>> Start THE DATA

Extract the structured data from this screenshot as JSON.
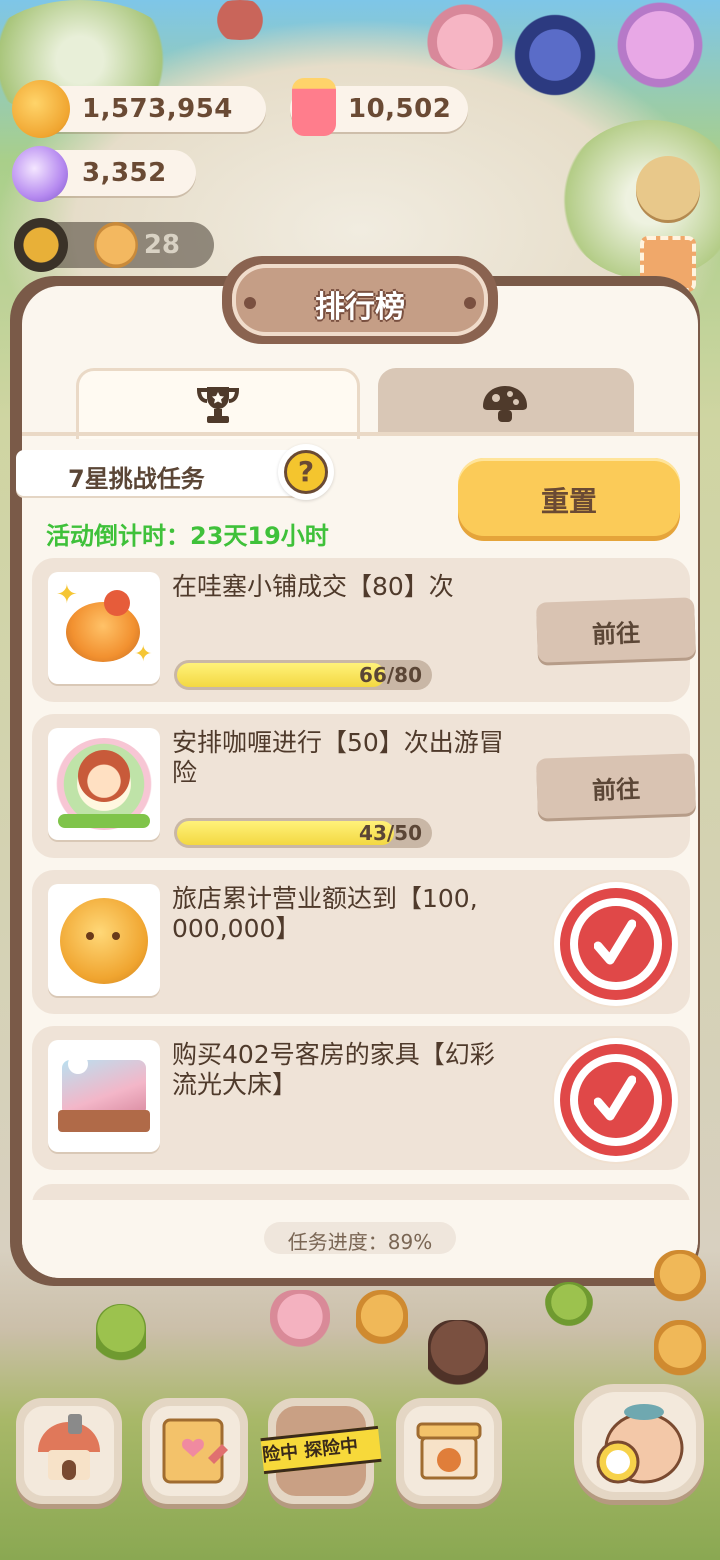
{
  "currency": {
    "coins": "1,573,954",
    "candles": "10,502",
    "gems": "3,352",
    "level_count": "28"
  },
  "panel": {
    "title": "排行榜",
    "tabs": [
      {
        "icon": "trophy-icon",
        "active": true
      },
      {
        "icon": "mushroom-icon",
        "active": false
      }
    ],
    "challenge_label": "7星挑战任务",
    "help_symbol": "?",
    "countdown": "活动倒计时：23天19小时",
    "reset_label": "重置",
    "progress_text": "任务进度：89%"
  },
  "tasks": [
    {
      "text": "在哇塞小铺成交【80】次",
      "progress_label": "66/80",
      "progress": 0.825,
      "action": "前往",
      "done": false,
      "icon": "cake-icon"
    },
    {
      "text": "安排咖喱进行【50】次出游冒险",
      "progress_label": "43/50",
      "progress": 0.86,
      "action": "前往",
      "done": false,
      "icon": "curry-character-icon"
    },
    {
      "text": "旅店累计营业额达到【100,000,000】",
      "done": true,
      "icon": "gold-coin-icon"
    },
    {
      "text": "购买402号客房的家具【幻彩流光大床】",
      "done": true,
      "icon": "bed-icon"
    }
  ],
  "bottom_nav": {
    "adventure_tape": "险中 探险中"
  },
  "colors": {
    "accent_yellow": "#fbcb58",
    "countdown_green": "#3fc13a",
    "stamp_red": "#e04848",
    "panel_brown": "#7a5a48"
  }
}
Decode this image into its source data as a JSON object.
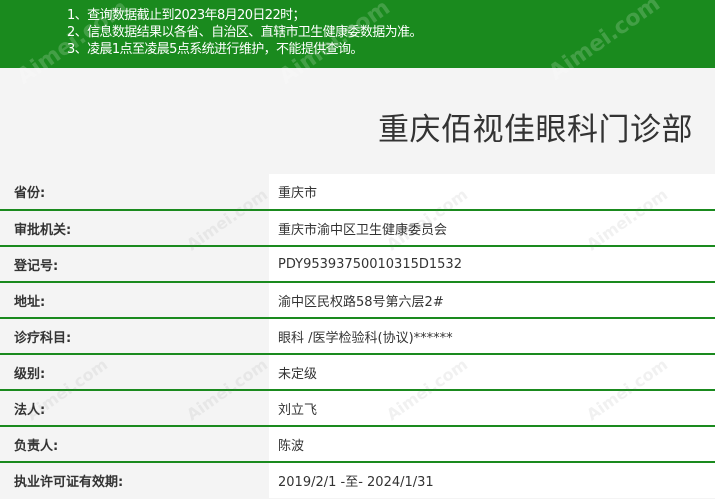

>> End THE DATA

PROBLEM TO WORK ON: Write out the material above once more, exactly as it reads, with no pictures.

SOLUTION TO THE EXERCISE:
Extract the structured data from this screenshot as JSON.
{
  "currency": {
    "coins": "1,573,954",
    "candles": "10,502",
    "gems": "3,352",
    "level_count": "28"
  },
  "panel": {
    "title": "排行榜",
    "tabs": [
      {
        "icon": "trophy-icon",
        "active": true
      },
      {
        "icon": "mushroom-icon",
        "active": false
      }
    ],
    "challenge_label": "7星挑战任务",
    "help_symbol": "?",
    "countdown": "活动倒计时：23天19小时",
    "reset_label": "重置",
    "progress_text": "任务进度：89%"
  },
  "tasks": [
    {
      "text": "在哇塞小铺成交【80】次",
      "progress_label": "66/80",
      "progress": 0.825,
      "action": "前往",
      "done": false,
      "icon": "cake-icon"
    },
    {
      "text": "安排咖喱进行【50】次出游冒险",
      "progress_label": "43/50",
      "progress": 0.86,
      "action": "前往",
      "done": false,
      "icon": "curry-character-icon"
    },
    {
      "text": "旅店累计营业额达到【100,000,000】",
      "done": true,
      "icon": "gold-coin-icon"
    },
    {
      "text": "购买402号客房的家具【幻彩流光大床】",
      "done": true,
      "icon": "bed-icon"
    }
  ],
  "bottom_nav": {
    "adventure_tape": "险中 探险中"
  },
  "colors": {
    "accent_yellow": "#fbcb58",
    "countdown_green": "#3fc13a",
    "stamp_red": "#e04848",
    "panel_brown": "#7a5a48"
  }
}
Decode this image into its source data as a JSON object.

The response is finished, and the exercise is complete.